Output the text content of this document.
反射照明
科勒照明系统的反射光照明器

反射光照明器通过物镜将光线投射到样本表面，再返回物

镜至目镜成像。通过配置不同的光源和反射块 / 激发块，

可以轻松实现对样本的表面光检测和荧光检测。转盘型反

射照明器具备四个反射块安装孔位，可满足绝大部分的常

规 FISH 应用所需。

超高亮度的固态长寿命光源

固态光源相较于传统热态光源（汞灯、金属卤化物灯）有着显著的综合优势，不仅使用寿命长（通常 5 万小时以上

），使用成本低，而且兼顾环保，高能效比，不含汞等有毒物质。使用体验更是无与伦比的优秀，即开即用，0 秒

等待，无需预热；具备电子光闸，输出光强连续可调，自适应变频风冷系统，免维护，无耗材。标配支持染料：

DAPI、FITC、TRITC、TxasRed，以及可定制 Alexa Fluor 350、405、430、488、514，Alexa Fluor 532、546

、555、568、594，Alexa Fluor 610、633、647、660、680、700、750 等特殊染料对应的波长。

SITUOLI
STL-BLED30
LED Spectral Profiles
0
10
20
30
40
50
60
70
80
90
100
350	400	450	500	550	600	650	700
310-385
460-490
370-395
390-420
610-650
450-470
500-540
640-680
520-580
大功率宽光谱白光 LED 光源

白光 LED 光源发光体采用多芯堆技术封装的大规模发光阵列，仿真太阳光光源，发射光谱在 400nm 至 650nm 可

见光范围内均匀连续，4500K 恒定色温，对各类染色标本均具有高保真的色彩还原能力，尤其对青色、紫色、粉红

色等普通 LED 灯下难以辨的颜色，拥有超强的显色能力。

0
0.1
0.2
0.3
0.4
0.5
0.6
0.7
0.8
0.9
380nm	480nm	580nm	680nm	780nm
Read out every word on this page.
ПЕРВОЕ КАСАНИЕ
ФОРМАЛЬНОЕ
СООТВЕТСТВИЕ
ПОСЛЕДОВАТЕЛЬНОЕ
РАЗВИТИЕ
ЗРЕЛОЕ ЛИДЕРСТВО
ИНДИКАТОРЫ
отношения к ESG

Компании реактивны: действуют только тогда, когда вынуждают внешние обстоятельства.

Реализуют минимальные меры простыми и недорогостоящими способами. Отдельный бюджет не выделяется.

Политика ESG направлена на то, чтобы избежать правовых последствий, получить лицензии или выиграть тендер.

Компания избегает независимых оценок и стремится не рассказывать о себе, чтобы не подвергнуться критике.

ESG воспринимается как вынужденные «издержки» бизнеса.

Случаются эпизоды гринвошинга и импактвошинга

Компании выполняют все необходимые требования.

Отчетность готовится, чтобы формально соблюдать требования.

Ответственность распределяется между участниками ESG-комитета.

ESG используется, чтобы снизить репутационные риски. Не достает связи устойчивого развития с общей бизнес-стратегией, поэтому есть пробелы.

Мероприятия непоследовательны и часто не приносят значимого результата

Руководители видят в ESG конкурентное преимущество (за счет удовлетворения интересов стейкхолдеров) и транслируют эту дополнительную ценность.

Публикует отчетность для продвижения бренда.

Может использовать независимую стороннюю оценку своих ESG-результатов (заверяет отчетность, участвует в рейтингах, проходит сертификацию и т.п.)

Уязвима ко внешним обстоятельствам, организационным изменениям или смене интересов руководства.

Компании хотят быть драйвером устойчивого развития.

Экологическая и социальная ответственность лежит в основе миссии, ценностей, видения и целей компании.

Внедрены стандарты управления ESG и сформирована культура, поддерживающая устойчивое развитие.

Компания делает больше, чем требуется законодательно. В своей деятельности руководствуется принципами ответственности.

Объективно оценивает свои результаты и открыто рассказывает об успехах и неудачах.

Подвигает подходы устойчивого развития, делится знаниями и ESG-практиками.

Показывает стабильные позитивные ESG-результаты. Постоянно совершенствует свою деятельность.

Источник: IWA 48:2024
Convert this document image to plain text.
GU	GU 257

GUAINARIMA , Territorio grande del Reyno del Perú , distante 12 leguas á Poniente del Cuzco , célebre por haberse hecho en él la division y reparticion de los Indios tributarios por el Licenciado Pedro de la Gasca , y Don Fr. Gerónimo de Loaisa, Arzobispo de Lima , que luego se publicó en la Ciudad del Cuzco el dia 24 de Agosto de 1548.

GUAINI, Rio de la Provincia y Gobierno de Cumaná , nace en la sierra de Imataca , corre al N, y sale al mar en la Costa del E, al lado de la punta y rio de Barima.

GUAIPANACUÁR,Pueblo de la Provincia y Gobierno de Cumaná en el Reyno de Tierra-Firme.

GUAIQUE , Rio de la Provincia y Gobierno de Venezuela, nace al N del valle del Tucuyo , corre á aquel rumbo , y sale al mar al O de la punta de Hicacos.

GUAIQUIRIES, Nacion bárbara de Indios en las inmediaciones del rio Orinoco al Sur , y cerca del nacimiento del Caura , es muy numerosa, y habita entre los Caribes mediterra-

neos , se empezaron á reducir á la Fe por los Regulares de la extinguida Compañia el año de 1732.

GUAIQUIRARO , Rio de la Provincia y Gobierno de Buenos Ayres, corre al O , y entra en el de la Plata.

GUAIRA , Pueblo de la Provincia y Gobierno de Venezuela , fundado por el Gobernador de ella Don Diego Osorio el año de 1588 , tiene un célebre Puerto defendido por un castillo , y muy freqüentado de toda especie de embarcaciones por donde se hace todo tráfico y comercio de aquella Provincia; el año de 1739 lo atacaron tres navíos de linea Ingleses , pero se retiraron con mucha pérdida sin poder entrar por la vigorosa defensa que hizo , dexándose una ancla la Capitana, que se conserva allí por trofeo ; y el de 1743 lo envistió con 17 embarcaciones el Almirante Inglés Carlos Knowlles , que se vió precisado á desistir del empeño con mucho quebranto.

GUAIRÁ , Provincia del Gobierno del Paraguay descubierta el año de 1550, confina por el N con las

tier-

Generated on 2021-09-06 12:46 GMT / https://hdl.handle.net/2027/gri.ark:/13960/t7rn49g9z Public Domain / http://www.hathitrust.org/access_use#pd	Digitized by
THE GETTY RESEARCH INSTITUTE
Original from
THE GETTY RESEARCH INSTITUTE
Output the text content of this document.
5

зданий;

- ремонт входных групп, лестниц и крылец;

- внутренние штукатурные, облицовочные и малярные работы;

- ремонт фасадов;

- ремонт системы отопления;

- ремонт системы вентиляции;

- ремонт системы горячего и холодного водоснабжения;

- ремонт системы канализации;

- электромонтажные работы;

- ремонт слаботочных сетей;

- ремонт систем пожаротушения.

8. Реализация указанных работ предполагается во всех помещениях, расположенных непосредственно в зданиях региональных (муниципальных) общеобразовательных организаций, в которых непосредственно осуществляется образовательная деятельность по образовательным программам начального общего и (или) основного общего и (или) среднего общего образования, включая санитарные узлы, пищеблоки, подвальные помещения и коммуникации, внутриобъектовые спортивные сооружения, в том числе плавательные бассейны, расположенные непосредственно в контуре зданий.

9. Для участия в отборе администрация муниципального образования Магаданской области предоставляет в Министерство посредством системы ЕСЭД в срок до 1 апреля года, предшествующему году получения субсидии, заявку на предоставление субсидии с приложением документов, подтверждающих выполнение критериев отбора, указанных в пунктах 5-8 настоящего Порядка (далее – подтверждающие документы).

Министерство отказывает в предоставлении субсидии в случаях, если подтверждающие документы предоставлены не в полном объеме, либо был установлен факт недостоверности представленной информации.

--- --- ---

Short problem — Pick out every line with the string "работы" and copy it.

Exercise solution —
- внутренние штукатурные, облицовочные и малярные работы;
- электромонтажные работы;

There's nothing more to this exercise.